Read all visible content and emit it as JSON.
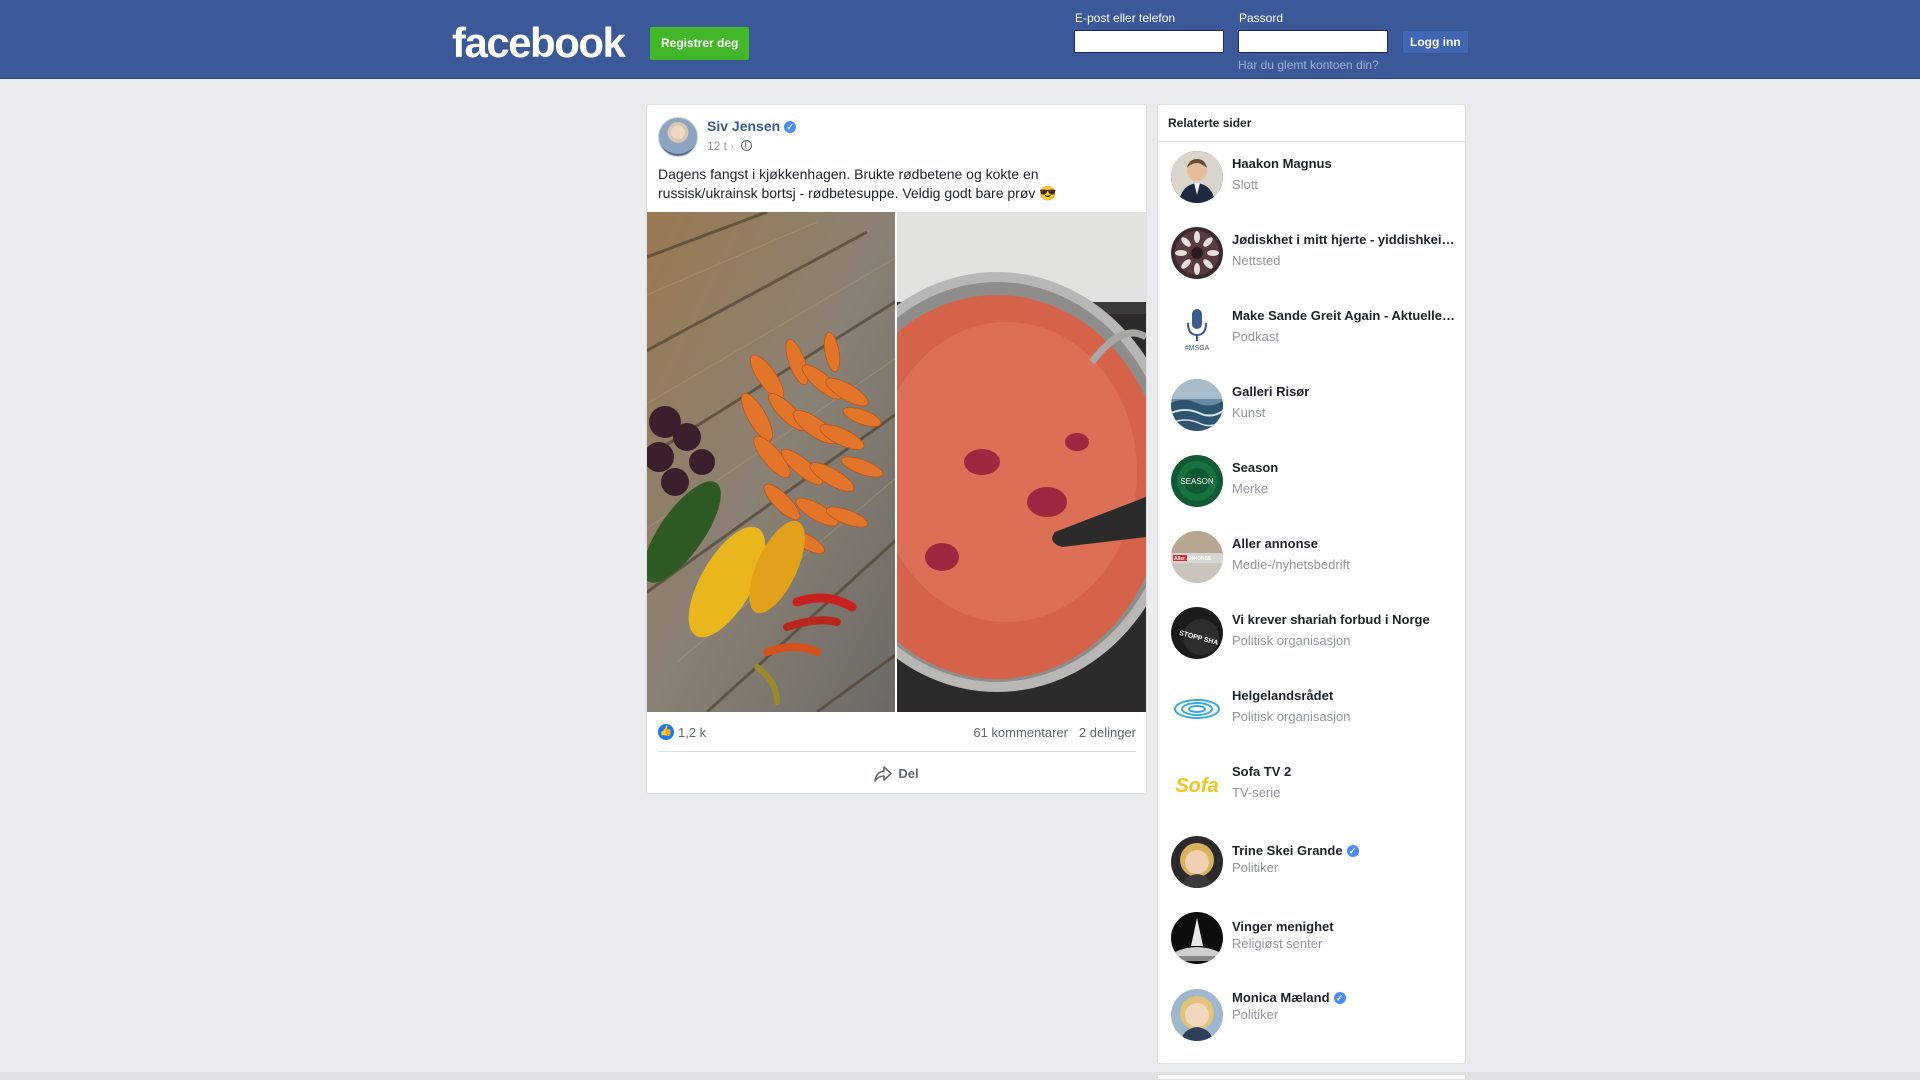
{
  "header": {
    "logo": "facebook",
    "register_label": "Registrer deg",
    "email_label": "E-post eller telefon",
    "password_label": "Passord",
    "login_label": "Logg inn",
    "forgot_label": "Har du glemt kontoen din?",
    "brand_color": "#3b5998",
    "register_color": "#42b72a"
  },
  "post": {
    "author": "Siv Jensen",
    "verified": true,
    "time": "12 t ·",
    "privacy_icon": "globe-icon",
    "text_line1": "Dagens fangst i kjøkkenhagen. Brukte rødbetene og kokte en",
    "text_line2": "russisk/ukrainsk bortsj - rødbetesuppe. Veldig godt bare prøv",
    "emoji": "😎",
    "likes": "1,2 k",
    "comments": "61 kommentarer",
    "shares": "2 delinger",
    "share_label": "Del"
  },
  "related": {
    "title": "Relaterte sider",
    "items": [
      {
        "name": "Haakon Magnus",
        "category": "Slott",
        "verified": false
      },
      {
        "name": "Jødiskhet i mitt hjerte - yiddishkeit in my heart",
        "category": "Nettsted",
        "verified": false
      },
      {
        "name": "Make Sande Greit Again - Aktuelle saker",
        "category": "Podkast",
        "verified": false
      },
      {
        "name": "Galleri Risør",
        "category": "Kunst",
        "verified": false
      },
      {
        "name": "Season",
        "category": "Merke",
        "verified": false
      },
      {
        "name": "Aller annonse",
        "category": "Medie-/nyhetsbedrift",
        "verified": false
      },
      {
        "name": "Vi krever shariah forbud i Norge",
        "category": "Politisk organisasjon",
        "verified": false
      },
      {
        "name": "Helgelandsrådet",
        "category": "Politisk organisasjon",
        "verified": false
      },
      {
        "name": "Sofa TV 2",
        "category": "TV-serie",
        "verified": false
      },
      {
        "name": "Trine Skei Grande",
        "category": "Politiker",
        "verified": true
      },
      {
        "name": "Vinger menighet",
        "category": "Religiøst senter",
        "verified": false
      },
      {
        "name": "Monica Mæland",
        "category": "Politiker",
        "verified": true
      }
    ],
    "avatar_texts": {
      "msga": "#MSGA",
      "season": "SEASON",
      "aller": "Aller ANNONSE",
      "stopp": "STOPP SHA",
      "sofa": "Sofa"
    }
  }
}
------------------------------------------------------------------------
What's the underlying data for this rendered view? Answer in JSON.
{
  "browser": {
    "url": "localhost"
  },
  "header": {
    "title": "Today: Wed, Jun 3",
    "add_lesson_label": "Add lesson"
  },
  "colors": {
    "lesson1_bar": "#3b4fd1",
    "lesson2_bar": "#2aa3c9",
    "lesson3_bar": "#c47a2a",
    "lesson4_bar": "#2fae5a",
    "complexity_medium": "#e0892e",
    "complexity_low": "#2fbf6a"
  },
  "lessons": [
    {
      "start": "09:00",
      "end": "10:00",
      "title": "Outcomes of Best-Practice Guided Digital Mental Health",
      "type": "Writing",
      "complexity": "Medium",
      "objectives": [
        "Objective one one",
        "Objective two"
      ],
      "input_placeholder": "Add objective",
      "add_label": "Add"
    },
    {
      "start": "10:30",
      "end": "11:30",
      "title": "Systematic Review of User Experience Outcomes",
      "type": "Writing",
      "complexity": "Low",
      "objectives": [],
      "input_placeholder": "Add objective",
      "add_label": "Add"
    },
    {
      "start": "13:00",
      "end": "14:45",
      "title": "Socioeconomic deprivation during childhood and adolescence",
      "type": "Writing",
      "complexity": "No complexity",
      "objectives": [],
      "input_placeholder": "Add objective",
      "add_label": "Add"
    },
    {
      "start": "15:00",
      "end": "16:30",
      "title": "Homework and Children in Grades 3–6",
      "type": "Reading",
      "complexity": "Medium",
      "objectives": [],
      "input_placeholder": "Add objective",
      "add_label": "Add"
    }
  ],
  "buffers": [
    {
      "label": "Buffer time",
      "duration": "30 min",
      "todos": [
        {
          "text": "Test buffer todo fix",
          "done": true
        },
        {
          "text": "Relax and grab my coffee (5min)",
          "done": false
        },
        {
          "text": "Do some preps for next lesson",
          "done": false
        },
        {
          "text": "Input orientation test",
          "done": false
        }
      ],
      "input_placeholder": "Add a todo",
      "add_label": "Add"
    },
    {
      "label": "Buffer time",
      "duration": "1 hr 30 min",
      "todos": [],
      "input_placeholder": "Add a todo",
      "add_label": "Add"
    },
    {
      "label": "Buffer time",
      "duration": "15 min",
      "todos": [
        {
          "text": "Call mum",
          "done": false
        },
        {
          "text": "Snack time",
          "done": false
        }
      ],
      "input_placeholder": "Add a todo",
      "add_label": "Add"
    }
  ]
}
------------------------------------------------------------------------
◆ **WHAT YOU NEED TO DO**
Note how many lines in the material hold the word "true", and give that number with nothing added.

◆ **TASK RESPONSE**
4